== Objective ==
Omit the images, then print each record below exactly as it reads.

Data items
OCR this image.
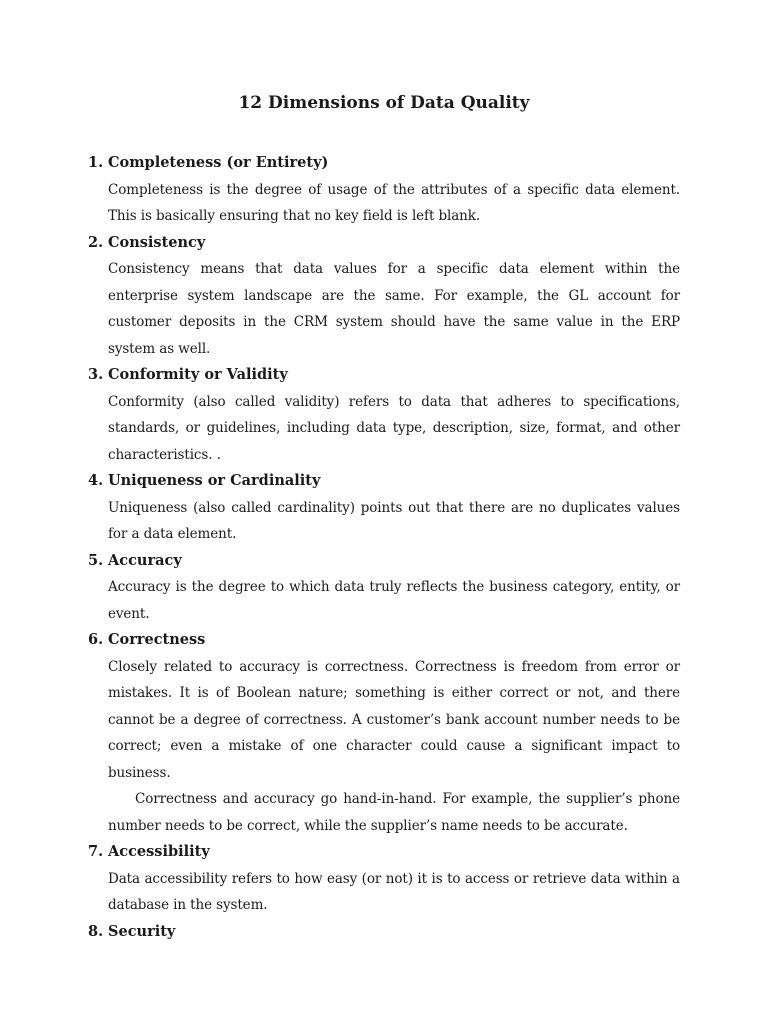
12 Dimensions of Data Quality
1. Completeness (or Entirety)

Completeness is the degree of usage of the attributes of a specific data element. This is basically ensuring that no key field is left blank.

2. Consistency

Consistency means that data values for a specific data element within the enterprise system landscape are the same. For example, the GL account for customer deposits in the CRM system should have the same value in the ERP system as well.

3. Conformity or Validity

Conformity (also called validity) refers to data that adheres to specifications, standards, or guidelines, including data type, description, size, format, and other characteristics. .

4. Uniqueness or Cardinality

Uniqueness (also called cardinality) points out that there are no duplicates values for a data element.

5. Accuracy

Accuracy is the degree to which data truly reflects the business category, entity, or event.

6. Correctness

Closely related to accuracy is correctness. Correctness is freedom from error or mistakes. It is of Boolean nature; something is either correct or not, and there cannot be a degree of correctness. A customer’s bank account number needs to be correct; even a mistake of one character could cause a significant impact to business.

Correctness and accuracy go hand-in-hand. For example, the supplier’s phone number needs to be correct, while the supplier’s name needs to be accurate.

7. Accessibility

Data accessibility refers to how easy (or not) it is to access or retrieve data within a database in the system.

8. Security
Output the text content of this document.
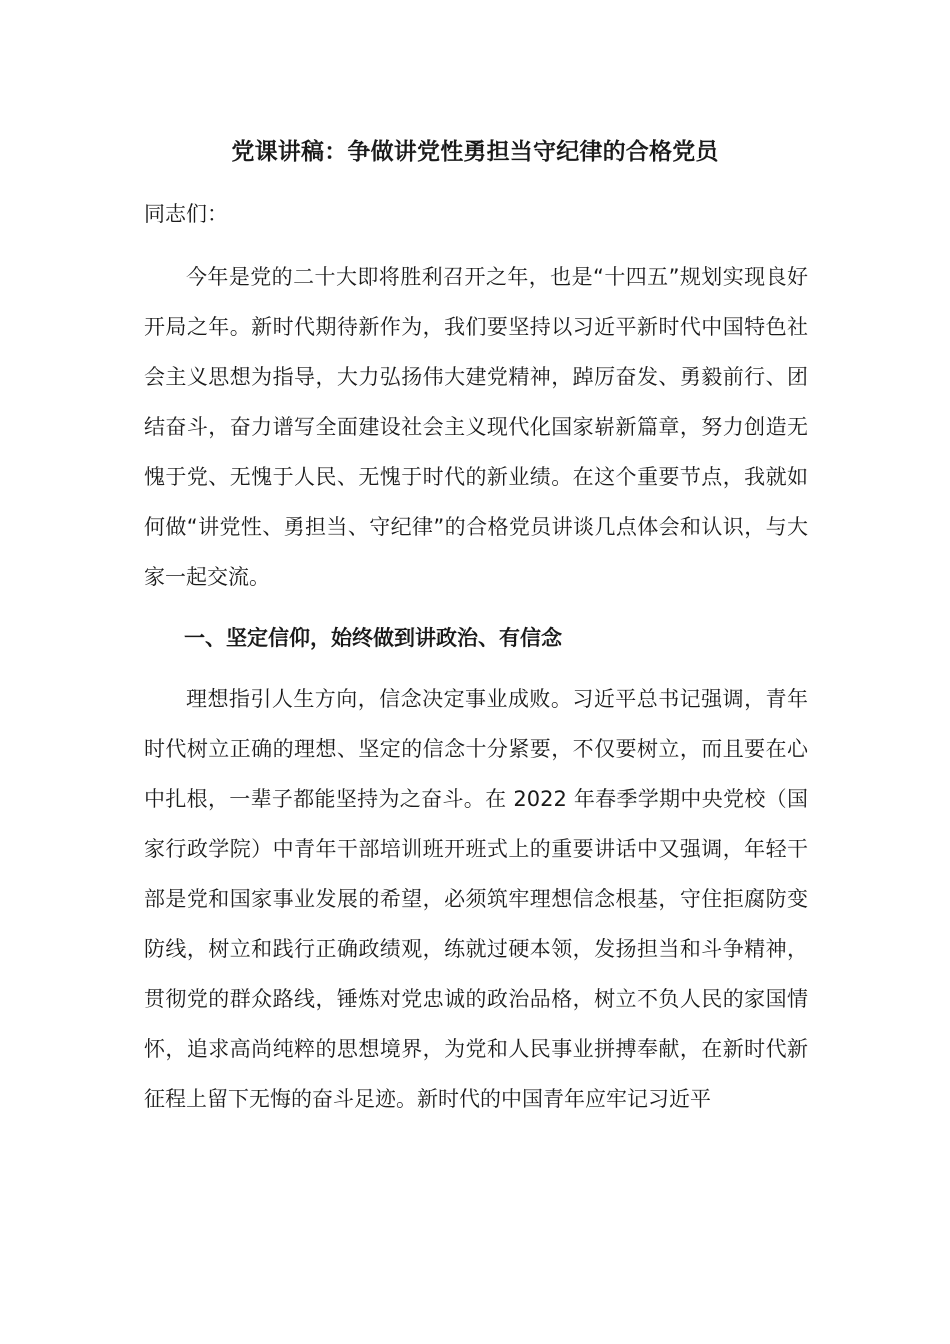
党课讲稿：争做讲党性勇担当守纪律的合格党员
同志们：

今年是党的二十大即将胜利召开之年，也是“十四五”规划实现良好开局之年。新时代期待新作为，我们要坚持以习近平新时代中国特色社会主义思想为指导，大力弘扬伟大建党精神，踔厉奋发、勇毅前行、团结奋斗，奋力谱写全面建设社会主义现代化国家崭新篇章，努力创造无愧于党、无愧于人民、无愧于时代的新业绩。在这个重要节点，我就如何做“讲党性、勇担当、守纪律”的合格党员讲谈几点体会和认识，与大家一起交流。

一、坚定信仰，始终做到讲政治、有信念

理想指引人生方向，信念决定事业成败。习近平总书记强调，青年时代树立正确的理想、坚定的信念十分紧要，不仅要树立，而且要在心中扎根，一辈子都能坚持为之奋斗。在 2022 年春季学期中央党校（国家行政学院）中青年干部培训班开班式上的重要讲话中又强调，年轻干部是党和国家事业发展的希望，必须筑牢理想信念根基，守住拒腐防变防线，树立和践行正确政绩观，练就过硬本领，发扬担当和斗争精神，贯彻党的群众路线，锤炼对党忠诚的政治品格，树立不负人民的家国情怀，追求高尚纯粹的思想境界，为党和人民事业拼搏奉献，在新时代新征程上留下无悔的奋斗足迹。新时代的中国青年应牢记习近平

== The result ==
OCR this image.
12 Dimensions of Data Quality
1. Completeness (or Entirety)

Completeness is the degree of usage of the attributes of a specific data element. This is basically ensuring that no key field is left blank.

2. Consistency

Consistency means that data values for a specific data element within the enterprise system landscape are the same. For example, the GL account for customer deposits in the CRM system should have the same value in the ERP system as well.

3. Conformity or Validity

Conformity (also called validity) refers to data that adheres to specifications, standards, or guidelines, including data type, description, size, format, and other characteristics. .

4. Uniqueness or Cardinality

Uniqueness (also called cardinality) points out that there are no duplicates values for a data element.

5. Accuracy

Accuracy is the degree to which data truly reflects the business category, entity, or event.

6. Correctness

Closely related to accuracy is correctness. Correctness is freedom from error or mistakes. It is of Boolean nature; something is either correct or not, and there cannot be a degree of correctness. A customer’s bank account number needs to be correct; even a mistake of one character could cause a significant impact to business.

Correctness and accuracy go hand-in-hand. For example, the supplier’s phone number needs to be correct, while the supplier’s name needs to be accurate.

7. Accessibility

Data accessibility refers to how easy (or not) it is to access or retrieve data within a database in the system.

8. Security
Output the text content of this document.
党课讲稿：争做讲党性勇担当守纪律的合格党员
同志们：

今年是党的二十大即将胜利召开之年，也是“十四五”规划实现良好开局之年。新时代期待新作为，我们要坚持以习近平新时代中国特色社会主义思想为指导，大力弘扬伟大建党精神，踔厉奋发、勇毅前行、团结奋斗，奋力谱写全面建设社会主义现代化国家崭新篇章，努力创造无愧于党、无愧于人民、无愧于时代的新业绩。在这个重要节点，我就如何做“讲党性、勇担当、守纪律”的合格党员讲谈几点体会和认识，与大家一起交流。

一、坚定信仰，始终做到讲政治、有信念

理想指引人生方向，信念决定事业成败。习近平总书记强调，青年时代树立正确的理想、坚定的信念十分紧要，不仅要树立，而且要在心中扎根，一辈子都能坚持为之奋斗。在 2022 年春季学期中央党校（国家行政学院）中青年干部培训班开班式上的重要讲话中又强调，年轻干部是党和国家事业发展的希望，必须筑牢理想信念根基，守住拒腐防变防线，树立和践行正确政绩观，练就过硬本领，发扬担当和斗争精神，贯彻党的群众路线，锤炼对党忠诚的政治品格，树立不负人民的家国情怀，追求高尚纯粹的思想境界，为党和人民事业拼搏奉献，在新时代新征程上留下无悔的奋斗足迹。新时代的中国青年应牢记习近平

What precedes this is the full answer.